Starting with the line that contains "Serialize everything readable", reproduce each line through the end of the listing below, with no other output.

·····

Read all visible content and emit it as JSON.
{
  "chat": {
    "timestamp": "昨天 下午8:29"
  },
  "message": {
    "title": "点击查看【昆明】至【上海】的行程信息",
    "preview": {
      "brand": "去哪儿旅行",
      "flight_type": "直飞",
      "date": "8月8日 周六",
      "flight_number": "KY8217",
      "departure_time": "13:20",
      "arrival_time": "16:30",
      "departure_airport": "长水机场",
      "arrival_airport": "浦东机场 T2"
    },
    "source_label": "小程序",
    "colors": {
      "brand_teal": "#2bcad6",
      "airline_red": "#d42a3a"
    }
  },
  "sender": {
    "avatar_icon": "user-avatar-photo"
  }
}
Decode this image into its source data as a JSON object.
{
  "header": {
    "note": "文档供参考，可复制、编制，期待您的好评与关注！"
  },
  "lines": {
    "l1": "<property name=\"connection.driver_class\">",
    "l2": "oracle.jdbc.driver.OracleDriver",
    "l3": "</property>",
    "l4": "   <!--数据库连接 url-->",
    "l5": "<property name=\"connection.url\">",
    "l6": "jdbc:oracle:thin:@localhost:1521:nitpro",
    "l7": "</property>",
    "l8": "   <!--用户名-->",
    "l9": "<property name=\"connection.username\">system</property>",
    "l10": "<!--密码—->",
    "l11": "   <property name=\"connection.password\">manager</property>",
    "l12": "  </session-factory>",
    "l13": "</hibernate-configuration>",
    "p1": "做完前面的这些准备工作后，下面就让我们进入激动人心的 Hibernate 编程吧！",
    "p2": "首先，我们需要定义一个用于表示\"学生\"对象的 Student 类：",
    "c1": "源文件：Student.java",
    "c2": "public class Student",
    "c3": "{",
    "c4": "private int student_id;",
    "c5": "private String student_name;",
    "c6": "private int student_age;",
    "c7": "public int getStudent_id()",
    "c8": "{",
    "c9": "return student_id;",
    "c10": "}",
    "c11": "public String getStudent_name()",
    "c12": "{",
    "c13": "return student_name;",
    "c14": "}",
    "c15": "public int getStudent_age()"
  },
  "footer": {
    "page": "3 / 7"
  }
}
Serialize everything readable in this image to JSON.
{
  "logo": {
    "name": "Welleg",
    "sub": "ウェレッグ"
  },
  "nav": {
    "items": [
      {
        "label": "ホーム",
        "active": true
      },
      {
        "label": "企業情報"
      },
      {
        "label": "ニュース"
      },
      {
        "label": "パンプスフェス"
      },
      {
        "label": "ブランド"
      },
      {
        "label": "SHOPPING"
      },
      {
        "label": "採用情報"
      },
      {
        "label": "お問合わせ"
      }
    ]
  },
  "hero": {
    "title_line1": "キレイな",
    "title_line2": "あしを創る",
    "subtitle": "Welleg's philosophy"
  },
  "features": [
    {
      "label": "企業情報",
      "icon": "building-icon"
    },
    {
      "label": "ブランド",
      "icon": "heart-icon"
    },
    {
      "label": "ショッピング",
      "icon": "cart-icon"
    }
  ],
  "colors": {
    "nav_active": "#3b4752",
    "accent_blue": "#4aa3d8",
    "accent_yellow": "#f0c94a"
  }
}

·····

◆ Result:
Serialize everything readable in this image to JSON.
{
  "logo": {
    "name": "Welleg",
    "sub": "ウェレッグ"
  },
  "nav": {
    "items": [
      {
        "label": "ホーム",
        "active": true
      },
      {
        "label": "企業情報"
      },
      {
        "label": "ニュース"
      },
      {
        "label": "パンプスフェス"
      },
      {
        "label": "ブランド"
      },
      {
        "label": "SHOPPING"
      },
      {
        "label": "採用情報"
      },
      {
        "label": "お問合わせ"
      }
    ]
  },
  "hero": {
    "title_line1": "キレイな",
    "title_line2": "あしを創る",
    "subtitle": "Welleg's philosophy"
  },
  "features": [
    {
      "label": "企業情報",
      "icon": "building-icon"
    },
    {
      "label": "ブランド",
      "icon": "heart-icon"
    },
    {
      "label": "ショッピング",
      "icon": "cart-icon"
    }
  ],
  "colors": {
    "nav_active": "#3b4752",
    "accent_blue": "#4aa3d8",
    "accent_yellow": "#f0c94a"
  }
}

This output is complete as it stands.